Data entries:
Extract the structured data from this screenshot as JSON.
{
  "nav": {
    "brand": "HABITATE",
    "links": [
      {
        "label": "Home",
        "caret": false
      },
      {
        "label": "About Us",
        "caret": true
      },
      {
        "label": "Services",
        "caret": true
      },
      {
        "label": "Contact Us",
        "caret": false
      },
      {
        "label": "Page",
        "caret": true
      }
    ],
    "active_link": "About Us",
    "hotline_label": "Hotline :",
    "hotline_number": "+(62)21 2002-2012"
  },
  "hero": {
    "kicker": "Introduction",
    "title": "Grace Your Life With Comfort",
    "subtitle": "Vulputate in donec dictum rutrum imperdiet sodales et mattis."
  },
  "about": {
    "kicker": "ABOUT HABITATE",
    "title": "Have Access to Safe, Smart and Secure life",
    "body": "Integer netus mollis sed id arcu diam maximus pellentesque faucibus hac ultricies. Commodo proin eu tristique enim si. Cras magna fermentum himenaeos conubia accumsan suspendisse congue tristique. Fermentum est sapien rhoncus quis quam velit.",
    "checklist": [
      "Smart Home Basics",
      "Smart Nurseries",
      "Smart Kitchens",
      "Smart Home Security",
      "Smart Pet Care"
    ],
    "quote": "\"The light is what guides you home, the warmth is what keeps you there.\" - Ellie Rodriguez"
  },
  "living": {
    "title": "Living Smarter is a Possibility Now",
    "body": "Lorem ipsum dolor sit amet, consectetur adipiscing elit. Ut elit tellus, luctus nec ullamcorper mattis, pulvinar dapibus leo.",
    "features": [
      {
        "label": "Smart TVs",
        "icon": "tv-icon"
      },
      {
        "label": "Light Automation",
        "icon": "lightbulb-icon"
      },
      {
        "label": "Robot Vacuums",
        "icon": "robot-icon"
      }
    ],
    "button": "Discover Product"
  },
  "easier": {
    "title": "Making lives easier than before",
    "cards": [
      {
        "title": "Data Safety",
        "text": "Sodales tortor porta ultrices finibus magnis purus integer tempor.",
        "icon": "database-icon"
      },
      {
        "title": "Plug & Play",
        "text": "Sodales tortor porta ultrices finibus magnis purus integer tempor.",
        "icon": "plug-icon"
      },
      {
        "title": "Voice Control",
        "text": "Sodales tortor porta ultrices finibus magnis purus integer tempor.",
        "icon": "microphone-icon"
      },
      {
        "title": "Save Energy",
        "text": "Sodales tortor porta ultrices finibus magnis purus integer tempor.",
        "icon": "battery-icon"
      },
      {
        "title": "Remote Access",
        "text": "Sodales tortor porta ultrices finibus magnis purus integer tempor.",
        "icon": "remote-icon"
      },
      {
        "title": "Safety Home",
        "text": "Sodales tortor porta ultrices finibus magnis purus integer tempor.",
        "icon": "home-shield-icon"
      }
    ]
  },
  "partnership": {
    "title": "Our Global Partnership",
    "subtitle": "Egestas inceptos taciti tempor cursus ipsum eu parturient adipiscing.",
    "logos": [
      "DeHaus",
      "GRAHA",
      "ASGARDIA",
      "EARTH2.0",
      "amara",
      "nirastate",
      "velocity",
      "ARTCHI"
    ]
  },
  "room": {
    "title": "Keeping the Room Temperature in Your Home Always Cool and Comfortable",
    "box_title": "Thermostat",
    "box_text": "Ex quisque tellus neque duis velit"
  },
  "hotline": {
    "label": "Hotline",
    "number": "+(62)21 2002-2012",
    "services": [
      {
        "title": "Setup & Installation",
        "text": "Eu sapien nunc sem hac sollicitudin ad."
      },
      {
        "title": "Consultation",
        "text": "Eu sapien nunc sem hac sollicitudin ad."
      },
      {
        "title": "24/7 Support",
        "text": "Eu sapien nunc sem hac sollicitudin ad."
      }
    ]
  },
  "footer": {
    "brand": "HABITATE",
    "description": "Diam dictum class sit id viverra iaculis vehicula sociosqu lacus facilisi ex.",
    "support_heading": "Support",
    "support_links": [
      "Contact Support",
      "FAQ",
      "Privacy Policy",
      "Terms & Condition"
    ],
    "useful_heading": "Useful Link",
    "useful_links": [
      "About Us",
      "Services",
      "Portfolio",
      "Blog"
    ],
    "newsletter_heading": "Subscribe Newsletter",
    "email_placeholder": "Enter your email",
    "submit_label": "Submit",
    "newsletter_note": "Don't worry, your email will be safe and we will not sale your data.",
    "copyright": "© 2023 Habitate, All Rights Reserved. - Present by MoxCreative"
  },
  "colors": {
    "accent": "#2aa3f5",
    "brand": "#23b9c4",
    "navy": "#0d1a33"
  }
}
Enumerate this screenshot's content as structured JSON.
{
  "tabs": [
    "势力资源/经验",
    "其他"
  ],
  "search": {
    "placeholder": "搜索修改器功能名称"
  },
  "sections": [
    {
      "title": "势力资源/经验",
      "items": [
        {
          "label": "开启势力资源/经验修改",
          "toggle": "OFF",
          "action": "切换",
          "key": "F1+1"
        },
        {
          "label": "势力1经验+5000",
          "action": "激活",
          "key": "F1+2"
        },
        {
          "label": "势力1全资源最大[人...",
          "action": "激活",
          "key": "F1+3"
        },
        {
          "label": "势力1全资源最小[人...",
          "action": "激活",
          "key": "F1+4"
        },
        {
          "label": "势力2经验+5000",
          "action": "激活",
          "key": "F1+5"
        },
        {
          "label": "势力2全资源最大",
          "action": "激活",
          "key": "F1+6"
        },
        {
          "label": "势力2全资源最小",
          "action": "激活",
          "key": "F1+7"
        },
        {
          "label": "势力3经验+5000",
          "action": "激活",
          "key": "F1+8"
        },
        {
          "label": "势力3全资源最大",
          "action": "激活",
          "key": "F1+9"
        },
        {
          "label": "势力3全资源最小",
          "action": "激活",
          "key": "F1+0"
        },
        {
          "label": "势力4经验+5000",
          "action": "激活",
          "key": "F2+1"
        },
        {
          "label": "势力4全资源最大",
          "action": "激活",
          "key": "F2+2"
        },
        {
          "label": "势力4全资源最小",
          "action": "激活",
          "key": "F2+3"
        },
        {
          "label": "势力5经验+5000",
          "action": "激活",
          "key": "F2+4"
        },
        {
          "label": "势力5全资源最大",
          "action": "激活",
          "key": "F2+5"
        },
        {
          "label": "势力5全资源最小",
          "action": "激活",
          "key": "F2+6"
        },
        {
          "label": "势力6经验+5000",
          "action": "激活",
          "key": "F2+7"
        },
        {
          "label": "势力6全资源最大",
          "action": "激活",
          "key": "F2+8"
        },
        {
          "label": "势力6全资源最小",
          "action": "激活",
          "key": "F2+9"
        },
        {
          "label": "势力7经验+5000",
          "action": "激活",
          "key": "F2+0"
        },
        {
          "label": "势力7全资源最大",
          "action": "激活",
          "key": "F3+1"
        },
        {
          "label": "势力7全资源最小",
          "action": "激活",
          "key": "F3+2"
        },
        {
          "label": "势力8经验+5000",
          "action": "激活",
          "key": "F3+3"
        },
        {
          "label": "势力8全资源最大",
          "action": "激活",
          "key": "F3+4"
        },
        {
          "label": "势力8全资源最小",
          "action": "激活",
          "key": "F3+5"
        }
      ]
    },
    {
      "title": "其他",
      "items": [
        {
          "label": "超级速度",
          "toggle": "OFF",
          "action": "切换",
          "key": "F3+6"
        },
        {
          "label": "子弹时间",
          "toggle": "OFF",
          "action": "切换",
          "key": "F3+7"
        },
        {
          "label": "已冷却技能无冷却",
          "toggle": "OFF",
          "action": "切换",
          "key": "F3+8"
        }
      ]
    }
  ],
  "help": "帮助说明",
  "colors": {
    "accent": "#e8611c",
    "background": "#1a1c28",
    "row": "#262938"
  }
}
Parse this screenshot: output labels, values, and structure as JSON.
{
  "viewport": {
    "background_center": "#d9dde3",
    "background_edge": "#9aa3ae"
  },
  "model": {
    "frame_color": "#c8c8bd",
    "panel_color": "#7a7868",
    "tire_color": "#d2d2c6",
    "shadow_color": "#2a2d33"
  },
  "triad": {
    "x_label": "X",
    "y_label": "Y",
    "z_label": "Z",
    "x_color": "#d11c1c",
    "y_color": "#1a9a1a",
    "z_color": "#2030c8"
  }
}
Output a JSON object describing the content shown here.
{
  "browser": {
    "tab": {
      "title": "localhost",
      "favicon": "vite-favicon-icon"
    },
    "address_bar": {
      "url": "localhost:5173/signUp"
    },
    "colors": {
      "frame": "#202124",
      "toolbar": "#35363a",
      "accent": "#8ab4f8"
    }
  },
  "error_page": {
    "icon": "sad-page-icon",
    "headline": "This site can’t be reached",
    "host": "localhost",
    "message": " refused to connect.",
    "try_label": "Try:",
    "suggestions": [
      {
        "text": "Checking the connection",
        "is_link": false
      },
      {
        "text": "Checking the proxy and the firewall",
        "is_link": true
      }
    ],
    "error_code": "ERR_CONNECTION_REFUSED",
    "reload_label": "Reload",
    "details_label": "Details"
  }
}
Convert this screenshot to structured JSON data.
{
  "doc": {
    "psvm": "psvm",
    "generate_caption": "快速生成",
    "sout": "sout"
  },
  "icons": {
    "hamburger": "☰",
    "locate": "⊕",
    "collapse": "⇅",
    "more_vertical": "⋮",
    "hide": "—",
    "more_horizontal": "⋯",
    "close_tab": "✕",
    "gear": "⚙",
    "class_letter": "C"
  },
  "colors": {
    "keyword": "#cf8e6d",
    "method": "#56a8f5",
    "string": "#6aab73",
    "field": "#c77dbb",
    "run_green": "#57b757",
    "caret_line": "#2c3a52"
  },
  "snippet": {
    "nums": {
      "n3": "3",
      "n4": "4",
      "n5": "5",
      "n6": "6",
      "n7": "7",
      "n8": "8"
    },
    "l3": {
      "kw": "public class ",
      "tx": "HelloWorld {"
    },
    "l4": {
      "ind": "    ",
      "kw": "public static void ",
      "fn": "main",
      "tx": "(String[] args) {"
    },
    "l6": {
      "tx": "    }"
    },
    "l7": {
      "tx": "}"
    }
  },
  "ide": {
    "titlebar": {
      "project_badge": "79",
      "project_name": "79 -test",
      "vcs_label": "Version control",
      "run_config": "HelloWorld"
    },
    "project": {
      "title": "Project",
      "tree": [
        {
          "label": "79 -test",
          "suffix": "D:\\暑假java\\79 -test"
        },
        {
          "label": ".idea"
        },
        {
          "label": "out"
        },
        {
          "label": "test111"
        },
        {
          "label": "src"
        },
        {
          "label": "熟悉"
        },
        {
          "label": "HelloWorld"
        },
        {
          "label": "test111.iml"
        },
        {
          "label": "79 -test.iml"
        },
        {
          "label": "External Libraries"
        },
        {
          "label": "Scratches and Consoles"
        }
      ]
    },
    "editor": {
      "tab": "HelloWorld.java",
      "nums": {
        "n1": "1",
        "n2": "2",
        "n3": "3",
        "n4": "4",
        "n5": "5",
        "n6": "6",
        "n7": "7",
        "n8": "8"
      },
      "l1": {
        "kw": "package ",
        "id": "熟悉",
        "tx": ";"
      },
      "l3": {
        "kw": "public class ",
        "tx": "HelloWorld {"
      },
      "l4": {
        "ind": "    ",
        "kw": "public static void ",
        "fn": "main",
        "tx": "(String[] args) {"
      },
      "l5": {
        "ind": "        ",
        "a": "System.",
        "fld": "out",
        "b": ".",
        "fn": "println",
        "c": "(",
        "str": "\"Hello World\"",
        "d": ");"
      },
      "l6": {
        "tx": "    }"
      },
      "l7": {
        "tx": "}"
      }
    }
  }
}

* _TASK INSTRUCTIONS_
Gather each line in the entries above where the string "easier" is found.

* _WRITTEN ANSWER_
  "easier": {
    "title": "Making lives easier than before",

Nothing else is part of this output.